- _Task description_: Transcribe the material in full, exactly as written.

- _Information provided_:
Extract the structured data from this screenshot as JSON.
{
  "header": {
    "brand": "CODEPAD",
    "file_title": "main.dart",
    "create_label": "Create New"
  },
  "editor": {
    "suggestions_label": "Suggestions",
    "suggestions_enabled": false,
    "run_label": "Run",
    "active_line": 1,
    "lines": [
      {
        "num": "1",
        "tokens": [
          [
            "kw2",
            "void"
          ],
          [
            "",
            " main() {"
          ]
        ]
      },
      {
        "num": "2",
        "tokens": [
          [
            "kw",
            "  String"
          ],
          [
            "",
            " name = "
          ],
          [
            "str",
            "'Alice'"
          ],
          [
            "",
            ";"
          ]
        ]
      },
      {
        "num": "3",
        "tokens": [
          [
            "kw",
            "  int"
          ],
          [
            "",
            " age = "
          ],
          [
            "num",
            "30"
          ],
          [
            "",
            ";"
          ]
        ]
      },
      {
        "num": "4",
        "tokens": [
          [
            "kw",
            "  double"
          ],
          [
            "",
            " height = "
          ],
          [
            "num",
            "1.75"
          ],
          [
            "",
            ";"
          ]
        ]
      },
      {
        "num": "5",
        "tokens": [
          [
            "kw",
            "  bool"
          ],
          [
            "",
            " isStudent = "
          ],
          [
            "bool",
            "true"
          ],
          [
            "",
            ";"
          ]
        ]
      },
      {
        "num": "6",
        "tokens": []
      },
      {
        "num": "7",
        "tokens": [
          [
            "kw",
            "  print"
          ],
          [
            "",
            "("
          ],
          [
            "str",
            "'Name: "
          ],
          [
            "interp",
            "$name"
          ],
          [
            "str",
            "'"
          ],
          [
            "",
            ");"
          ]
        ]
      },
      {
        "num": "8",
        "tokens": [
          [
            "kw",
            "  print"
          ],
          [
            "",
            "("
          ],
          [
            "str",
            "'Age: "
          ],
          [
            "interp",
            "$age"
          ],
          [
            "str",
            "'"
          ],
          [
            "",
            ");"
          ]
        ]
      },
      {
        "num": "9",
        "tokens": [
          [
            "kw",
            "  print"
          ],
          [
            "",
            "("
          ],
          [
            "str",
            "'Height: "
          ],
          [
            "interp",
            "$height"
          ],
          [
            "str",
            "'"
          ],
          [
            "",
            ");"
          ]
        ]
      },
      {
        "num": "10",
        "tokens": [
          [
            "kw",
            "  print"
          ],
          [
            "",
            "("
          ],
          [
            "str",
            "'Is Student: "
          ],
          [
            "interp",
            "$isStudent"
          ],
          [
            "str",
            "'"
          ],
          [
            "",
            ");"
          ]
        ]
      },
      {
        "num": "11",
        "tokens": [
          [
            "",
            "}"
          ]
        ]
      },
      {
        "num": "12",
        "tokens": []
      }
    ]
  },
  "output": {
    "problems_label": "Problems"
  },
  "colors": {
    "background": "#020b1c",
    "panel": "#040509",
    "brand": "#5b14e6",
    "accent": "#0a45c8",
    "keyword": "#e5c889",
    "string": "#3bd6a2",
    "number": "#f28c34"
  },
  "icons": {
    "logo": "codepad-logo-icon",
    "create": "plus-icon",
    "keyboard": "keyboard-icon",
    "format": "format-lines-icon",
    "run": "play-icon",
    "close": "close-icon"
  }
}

- _Solution below_:
Extract the structured data from this screenshot as JSON.
{
  "header": {
    "brand": "CODEPAD",
    "file_title": "main.dart",
    "create_label": "Create New"
  },
  "editor": {
    "suggestions_label": "Suggestions",
    "suggestions_enabled": false,
    "run_label": "Run",
    "active_line": 1,
    "lines": [
      {
        "num": "1",
        "tokens": [
          [
            "kw2",
            "void"
          ],
          [
            "",
            " main() {"
          ]
        ]
      },
      {
        "num": "2",
        "tokens": [
          [
            "kw",
            "  String"
          ],
          [
            "",
            " name = "
          ],
          [
            "str",
            "'Alice'"
          ],
          [
            "",
            ";"
          ]
        ]
      },
      {
        "num": "3",
        "tokens": [
          [
            "kw",
            "  int"
          ],
          [
            "",
            " age = "
          ],
          [
            "num",
            "30"
          ],
          [
            "",
            ";"
          ]
        ]
      },
      {
        "num": "4",
        "tokens": [
          [
            "kw",
            "  double"
          ],
          [
            "",
            " height = "
          ],
          [
            "num",
            "1.75"
          ],
          [
            "",
            ";"
          ]
        ]
      },
      {
        "num": "5",
        "tokens": [
          [
            "kw",
            "  bool"
          ],
          [
            "",
            " isStudent = "
          ],
          [
            "bool",
            "true"
          ],
          [
            "",
            ";"
          ]
        ]
      },
      {
        "num": "6",
        "tokens": []
      },
      {
        "num": "7",
        "tokens": [
          [
            "kw",
            "  print"
          ],
          [
            "",
            "("
          ],
          [
            "str",
            "'Name: "
          ],
          [
            "interp",
            "$name"
          ],
          [
            "str",
            "'"
          ],
          [
            "",
            ");"
          ]
        ]
      },
      {
        "num": "8",
        "tokens": [
          [
            "kw",
            "  print"
          ],
          [
            "",
            "("
          ],
          [
            "str",
            "'Age: "
          ],
          [
            "interp",
            "$age"
          ],
          [
            "str",
            "'"
          ],
          [
            "",
            ");"
          ]
        ]
      },
      {
        "num": "9",
        "tokens": [
          [
            "kw",
            "  print"
          ],
          [
            "",
            "("
          ],
          [
            "str",
            "'Height: "
          ],
          [
            "interp",
            "$height"
          ],
          [
            "str",
            "'"
          ],
          [
            "",
            ");"
          ]
        ]
      },
      {
        "num": "10",
        "tokens": [
          [
            "kw",
            "  print"
          ],
          [
            "",
            "("
          ],
          [
            "str",
            "'Is Student: "
          ],
          [
            "interp",
            "$isStudent"
          ],
          [
            "str",
            "'"
          ],
          [
            "",
            ");"
          ]
        ]
      },
      {
        "num": "11",
        "tokens": [
          [
            "",
            "}"
          ]
        ]
      },
      {
        "num": "12",
        "tokens": []
      }
    ]
  },
  "output": {
    "problems_label": "Problems"
  },
  "colors": {
    "background": "#020b1c",
    "panel": "#040509",
    "brand": "#5b14e6",
    "accent": "#0a45c8",
    "keyword": "#e5c889",
    "string": "#3bd6a2",
    "number": "#f28c34"
  },
  "icons": {
    "logo": "codepad-logo-icon",
    "create": "plus-icon",
    "keyboard": "keyboard-icon",
    "format": "format-lines-icon",
    "run": "play-icon",
    "close": "close-icon"
  }
}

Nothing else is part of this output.